start DOCUMENT TEXT

Kyiv-Pasazhyrskyi (Kyiv-Passenger, ) is a railway station in the capital of Ukraine, Kyiv. The station is a railway hub consisting of several railroad station buildings, along with its own repair facilities the Kyiv Electric Railcar Repair Shop, a railway depot with railyard, and the railway sports complex, which is integrated into the cityscape. The station is part of the so-called Kyiv Southern Railway loop.

Serving more than 170,000 passengers per day (as of 2005), the complex contains several buildings. The Central and Southern (Pivdennyi) Station buildings are located on both sides of the tracks used by long-distance trains, connected with an overpass leading the station platform. They serve international trains, most Ukrzaliznytsia passenger trains, some suburban trains, and the Kyiv Boryspil Express to the Boryspil International Airport. Adjacent to the Central building is the Suburban (Prymiskyi) station building which serves short-distance service (elektrichka) for suburbs (including dacha areas), minor city stations, and nearby regions as well as the Kyivpastrans' urban rail passing through the Northern (Pivnichna) railway stop.

The Kyiv Metro station Vokzalna of the Sviatoshynsko-Brovarska Line adjoins the complex, constituting the station's main intersection with city transport. The Kyiv tram station Starovokzalna (the terminal of Kyiv's Right-Bank high-speed tram line) is also adjacent via a passageway.

History and architecture
The old Kyiv railroad station was constructed from 1868 to 1870, as a part of Kyiv-Balta and Kyiv-Kursk railroad constructions, which were also completed in 1870. The station was located in a valley of Lybid’ river, replacing soldiers' and gendarmes' settlements. The two-floor brick station building of Old English Gothic style was by the architect М. V. Vyshnevetskyi.

The current Central Station building was constructed in 1927-1932 and designed by O. Verbytskyi. It was built in the style of Ukrainian Baroque with some elements of Constructivism. The Central Station building is designated as the Landmark of Architecture, numbered 193. The equipment and interior of the hall of deputies of the Supreme Council at the station was made by the architect Irma Karakis.

end DOCUMENT TEXT

GIVEN PROBLEM: Please continue the passage about the Kyiv-Pasazhyrskyi railway station, picking up right after its last sentence.

start EXTRACTED RECORDS

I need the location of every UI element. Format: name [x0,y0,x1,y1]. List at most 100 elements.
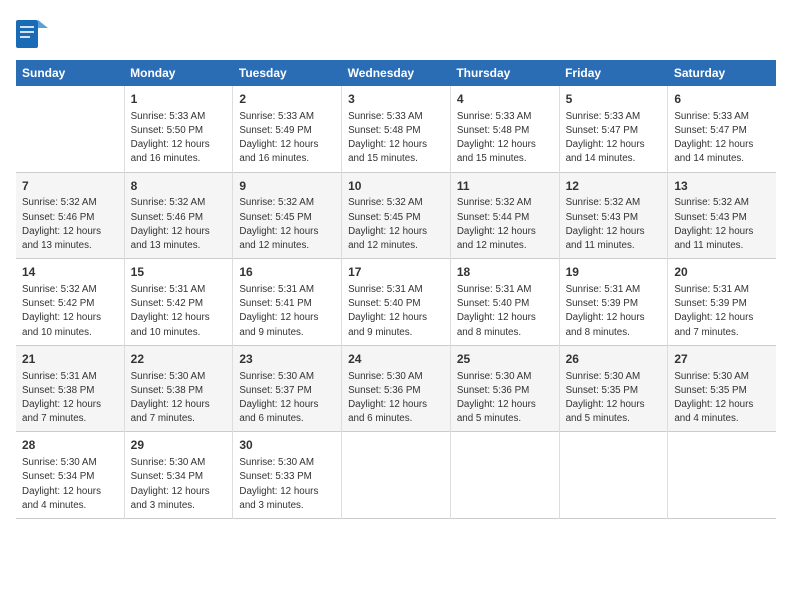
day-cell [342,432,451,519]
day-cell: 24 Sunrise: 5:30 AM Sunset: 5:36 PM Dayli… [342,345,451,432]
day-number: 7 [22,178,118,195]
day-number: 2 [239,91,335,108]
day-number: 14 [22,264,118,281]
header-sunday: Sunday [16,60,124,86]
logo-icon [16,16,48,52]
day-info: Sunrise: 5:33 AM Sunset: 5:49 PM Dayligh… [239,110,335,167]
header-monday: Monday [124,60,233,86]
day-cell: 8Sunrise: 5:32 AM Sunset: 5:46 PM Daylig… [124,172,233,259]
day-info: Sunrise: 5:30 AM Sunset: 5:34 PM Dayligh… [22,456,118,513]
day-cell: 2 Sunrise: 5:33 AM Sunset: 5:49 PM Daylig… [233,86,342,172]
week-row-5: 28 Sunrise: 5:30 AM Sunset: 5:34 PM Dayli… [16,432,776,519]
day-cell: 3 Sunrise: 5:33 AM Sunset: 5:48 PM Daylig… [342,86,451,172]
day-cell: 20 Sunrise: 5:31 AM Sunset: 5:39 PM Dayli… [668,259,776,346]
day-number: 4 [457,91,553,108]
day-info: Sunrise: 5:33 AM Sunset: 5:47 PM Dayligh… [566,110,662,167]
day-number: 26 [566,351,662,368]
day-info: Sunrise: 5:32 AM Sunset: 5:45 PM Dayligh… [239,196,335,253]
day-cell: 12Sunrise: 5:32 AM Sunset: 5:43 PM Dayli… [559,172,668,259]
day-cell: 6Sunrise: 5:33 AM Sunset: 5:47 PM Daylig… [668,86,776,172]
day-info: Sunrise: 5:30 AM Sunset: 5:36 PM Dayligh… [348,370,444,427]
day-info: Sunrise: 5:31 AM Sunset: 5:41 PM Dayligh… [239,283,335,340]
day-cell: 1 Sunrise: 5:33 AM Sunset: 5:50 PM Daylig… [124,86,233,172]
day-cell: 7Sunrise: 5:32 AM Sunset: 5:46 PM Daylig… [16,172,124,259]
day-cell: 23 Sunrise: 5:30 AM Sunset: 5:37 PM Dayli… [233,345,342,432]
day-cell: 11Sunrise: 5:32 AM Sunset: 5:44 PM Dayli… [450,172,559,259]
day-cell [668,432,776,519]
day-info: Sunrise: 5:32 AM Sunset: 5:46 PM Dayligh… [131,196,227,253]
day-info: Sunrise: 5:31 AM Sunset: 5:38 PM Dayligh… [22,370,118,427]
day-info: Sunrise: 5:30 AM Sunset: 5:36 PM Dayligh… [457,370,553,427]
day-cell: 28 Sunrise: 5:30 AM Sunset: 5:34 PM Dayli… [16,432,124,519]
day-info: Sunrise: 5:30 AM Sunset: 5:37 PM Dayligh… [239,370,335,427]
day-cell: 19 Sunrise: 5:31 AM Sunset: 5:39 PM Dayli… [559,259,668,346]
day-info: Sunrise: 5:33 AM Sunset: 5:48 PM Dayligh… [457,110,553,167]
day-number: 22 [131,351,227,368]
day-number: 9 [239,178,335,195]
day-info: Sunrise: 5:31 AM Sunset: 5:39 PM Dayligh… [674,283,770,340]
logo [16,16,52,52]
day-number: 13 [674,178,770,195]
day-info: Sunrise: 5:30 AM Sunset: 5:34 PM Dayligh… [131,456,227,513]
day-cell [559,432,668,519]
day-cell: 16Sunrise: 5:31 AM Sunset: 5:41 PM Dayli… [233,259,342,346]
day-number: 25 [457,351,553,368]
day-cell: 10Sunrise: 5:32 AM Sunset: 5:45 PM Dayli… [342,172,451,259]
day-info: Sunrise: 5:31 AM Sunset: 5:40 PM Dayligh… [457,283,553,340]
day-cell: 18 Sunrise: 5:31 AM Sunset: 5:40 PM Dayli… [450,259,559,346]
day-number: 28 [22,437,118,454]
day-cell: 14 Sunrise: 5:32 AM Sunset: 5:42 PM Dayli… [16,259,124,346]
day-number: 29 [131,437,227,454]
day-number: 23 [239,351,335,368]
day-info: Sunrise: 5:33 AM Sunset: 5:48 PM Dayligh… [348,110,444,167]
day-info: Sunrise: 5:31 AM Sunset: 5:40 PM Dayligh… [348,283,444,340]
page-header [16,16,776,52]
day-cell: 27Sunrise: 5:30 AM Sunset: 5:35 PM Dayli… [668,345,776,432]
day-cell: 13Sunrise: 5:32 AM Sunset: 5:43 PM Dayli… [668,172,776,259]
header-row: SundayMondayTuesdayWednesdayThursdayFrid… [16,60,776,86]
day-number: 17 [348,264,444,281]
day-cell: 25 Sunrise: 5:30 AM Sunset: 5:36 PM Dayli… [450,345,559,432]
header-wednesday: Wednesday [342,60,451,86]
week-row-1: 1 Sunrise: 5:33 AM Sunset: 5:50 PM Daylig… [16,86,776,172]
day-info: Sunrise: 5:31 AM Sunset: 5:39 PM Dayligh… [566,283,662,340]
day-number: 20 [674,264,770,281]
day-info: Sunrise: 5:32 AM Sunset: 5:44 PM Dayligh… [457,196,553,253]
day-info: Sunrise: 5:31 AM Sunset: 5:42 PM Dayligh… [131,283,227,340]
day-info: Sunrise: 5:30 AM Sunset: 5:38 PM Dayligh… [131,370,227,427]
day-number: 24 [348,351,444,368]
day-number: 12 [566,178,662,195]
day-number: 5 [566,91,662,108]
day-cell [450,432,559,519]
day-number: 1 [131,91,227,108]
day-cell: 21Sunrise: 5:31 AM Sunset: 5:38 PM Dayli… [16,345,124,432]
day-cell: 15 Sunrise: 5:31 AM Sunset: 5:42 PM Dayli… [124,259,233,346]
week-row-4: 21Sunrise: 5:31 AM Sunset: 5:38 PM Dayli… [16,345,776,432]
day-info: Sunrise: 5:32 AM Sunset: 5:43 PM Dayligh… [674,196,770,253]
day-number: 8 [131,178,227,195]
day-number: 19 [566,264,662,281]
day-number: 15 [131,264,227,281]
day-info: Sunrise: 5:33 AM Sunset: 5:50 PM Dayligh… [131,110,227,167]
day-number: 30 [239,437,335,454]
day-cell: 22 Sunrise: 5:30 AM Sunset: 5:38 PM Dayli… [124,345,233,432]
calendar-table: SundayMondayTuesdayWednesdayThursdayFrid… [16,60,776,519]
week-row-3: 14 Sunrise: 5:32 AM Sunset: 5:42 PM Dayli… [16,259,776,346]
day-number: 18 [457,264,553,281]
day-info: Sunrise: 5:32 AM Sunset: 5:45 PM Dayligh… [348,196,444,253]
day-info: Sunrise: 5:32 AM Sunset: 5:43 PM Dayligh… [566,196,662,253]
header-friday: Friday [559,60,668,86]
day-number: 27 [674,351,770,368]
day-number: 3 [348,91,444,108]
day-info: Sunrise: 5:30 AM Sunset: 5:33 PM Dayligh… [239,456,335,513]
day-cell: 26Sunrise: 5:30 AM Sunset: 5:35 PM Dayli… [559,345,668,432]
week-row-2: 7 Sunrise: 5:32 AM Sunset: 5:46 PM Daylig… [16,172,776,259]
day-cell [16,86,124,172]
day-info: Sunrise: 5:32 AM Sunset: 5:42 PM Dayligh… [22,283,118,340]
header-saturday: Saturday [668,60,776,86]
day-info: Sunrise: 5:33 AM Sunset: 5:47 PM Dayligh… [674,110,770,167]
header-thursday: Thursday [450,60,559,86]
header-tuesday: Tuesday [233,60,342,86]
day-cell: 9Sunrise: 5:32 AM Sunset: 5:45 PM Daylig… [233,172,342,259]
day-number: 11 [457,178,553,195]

end EXTRACTED RECORDS

FINAL RESULT:
In 2001, the building was restored to roughly its original state. In the same year, the new modern "Southern Station" building was erected at the opposite side of Central Station's sixteen tracks, being in reality not a separate station but merely another large entrance way to the Central Station, with new ticket windows and linked by a hallway above the track accesses. Both buildings are connected with an overpass for passengers. The renovation project also included two large underground parking structures, one of which remains uncompleted to date. The construction of the southern station building was done on the efforts of Heorhiy Kirpa.

Name disambiguation
Officially, Kyiv-Pasazhyrskyi railway station is regarded as the whole huge complex of passenger terminals, railways, depots etc. with respective personnel. Practically, such installations in post-Soviet countries are widely known as railroad vokzals, which means the building(s) and services immediately serving passengers for various types of transport. The official name Kyiv-Pasazhyrskyi is not used colloquially, appearing only in tickets, schedules etc. By the same token, the locally popular terms "Central Station" and "Southern Station" do not appear in such technical literature, as for internal purposes they are treated as the same location.

The name Kyiv-Pasazhyrskyi (literally Kyiv Passenger) is also used to differentiate it from other railway stations across the city such as Kyiv-Volynsky, Kyiv-Demiivskii, Kyiv-Tovarny, others.

Development plans
Currently, the station is severely overloaded with suburban traffic, intercity traffic (especially during the height of winter and summer holidays), and also subway traffic (in daily rush hours). Relief plans include:
Upgrading Darnytsia station to make it a second long-distance passenger station, serving the Left-Bank of the city (including new sleeping car maintenance facility.)
Construction of a second surface entrance for the Vokzalna metro station, which is currently the most overloaded station of the metro system .
Extension of the Podilsko-Vyhurivska Metro Line, which is now under construction on the banks of Dnipro river, to the Vokzalna metro station.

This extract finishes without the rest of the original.